◆ Problem statement
Search the records for the word "участки" and pick out every line that has it.

(Lines of data)
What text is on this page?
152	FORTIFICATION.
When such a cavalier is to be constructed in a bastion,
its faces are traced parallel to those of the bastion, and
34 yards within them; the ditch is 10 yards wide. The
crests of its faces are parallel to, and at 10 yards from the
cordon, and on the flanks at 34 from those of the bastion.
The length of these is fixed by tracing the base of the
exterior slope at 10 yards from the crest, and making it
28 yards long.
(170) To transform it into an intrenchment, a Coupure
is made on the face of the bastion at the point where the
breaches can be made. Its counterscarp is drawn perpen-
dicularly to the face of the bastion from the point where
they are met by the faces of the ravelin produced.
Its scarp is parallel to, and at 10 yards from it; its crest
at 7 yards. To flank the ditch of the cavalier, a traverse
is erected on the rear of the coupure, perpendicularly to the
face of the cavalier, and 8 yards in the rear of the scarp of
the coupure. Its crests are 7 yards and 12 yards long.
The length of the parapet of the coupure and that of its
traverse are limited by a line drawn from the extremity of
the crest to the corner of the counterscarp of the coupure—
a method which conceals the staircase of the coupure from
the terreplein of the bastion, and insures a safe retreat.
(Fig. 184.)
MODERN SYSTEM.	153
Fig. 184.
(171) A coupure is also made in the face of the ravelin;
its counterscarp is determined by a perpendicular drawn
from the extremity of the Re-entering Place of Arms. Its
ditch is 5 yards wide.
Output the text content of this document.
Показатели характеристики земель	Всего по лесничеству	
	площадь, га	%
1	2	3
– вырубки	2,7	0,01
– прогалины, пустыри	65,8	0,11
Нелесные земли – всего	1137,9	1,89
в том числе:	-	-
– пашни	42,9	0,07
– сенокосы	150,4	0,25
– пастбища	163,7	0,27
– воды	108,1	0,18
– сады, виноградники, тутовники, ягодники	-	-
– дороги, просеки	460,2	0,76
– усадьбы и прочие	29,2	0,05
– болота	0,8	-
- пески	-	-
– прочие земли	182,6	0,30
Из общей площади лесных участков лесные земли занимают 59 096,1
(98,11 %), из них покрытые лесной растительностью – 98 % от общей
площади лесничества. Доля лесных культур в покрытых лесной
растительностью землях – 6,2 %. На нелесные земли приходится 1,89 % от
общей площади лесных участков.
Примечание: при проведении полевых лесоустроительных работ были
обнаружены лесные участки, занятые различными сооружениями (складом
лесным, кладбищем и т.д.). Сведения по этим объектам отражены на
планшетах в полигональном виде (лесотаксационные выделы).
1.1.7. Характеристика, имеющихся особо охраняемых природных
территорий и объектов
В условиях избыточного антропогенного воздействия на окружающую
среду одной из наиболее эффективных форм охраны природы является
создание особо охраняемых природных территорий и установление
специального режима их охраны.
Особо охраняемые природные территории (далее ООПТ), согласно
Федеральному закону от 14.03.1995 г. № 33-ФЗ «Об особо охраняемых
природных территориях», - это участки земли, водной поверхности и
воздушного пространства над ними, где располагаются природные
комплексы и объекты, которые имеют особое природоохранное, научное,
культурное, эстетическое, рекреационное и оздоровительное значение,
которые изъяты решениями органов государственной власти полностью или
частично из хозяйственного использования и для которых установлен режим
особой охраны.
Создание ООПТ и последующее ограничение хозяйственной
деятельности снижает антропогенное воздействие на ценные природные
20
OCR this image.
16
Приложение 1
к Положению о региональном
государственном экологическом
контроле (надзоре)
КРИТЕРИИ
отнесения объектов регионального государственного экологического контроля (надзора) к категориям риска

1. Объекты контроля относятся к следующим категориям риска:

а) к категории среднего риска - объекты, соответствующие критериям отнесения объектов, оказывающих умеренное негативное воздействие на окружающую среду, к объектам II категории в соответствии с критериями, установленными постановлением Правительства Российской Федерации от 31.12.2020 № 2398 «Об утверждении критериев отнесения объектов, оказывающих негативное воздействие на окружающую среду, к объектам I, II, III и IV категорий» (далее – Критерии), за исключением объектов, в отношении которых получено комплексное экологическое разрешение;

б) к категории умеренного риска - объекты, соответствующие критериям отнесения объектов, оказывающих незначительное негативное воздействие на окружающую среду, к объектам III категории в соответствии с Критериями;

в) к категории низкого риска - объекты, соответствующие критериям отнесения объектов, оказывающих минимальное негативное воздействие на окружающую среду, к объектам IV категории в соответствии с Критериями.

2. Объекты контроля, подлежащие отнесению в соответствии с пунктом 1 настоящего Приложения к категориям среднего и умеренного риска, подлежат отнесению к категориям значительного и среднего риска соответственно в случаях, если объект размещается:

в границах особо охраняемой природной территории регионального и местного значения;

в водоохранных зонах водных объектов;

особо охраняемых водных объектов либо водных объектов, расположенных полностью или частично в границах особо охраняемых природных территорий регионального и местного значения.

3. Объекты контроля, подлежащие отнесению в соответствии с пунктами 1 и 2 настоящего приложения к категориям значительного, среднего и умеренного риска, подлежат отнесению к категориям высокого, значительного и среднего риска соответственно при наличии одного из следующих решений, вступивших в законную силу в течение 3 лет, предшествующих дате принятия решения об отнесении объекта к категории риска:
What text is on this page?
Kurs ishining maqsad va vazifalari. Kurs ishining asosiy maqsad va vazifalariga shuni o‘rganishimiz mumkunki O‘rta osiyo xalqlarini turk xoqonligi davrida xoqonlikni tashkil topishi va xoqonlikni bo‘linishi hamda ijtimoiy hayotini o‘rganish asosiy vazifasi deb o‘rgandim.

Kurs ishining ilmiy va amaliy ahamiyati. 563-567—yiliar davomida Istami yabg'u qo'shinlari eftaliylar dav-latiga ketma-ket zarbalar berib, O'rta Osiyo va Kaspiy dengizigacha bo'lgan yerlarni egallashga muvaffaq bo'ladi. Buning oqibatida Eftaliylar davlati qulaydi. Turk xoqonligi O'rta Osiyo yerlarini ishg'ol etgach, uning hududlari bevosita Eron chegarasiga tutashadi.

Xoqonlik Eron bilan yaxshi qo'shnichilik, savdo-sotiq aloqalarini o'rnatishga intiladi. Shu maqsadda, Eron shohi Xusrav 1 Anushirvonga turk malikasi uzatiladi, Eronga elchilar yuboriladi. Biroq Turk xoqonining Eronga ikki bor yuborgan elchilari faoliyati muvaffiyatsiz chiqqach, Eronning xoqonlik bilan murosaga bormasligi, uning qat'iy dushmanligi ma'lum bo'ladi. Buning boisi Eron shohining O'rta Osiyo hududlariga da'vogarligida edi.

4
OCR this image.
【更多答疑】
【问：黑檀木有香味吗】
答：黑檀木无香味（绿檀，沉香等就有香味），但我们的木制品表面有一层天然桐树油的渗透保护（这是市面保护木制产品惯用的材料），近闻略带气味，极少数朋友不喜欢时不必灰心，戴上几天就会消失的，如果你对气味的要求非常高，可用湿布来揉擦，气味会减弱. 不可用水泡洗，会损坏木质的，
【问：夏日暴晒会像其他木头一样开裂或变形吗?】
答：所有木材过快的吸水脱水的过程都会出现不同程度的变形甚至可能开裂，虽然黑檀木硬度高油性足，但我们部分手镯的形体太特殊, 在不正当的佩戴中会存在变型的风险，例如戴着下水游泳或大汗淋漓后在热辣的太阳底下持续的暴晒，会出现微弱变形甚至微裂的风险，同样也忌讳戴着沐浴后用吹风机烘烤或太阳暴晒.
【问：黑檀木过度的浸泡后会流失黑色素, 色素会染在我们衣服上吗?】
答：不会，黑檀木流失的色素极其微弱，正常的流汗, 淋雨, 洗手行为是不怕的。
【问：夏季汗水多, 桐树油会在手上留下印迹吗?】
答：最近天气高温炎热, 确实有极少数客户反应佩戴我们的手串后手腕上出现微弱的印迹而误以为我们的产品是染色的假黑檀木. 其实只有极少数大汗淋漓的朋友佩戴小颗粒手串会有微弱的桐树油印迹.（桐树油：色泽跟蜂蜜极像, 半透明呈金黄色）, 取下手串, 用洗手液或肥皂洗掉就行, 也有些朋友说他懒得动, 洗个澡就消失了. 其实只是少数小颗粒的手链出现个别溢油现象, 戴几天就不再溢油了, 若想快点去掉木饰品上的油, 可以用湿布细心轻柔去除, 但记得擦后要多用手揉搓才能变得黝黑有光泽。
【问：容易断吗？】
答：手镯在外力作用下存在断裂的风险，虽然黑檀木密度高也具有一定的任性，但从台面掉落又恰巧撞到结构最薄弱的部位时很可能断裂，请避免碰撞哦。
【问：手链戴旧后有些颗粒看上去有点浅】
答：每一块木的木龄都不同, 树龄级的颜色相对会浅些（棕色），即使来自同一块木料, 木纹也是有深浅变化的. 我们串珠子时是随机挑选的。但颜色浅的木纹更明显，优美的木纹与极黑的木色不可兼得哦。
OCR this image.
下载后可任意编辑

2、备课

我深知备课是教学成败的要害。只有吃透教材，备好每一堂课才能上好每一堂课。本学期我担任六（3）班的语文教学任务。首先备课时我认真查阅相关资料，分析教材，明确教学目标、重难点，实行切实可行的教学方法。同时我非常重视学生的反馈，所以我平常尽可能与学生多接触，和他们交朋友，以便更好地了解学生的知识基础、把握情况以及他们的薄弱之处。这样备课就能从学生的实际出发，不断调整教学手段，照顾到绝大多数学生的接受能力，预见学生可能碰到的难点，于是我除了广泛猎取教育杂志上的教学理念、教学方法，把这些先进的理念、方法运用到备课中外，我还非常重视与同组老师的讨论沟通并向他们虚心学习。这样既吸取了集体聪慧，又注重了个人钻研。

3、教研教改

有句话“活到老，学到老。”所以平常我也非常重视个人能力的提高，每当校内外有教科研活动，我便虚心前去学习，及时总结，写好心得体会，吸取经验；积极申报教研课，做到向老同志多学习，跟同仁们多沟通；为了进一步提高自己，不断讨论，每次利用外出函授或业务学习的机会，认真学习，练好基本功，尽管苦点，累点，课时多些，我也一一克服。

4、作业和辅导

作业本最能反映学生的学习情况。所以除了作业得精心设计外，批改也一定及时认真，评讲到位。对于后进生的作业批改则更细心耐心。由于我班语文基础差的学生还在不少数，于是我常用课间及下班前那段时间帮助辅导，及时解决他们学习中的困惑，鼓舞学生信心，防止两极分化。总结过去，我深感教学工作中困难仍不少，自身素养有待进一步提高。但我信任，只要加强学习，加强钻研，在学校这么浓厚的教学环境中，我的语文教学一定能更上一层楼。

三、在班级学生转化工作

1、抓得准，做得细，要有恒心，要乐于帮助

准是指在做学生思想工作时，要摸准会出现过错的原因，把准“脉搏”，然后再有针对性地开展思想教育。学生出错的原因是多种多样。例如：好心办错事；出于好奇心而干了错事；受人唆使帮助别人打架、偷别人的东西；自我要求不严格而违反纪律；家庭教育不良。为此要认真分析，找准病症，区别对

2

◆ Task result
обнаружены лесные участки, занятые различными сооружениями (складом
природных территориях», - это участки земли, водной поверхности и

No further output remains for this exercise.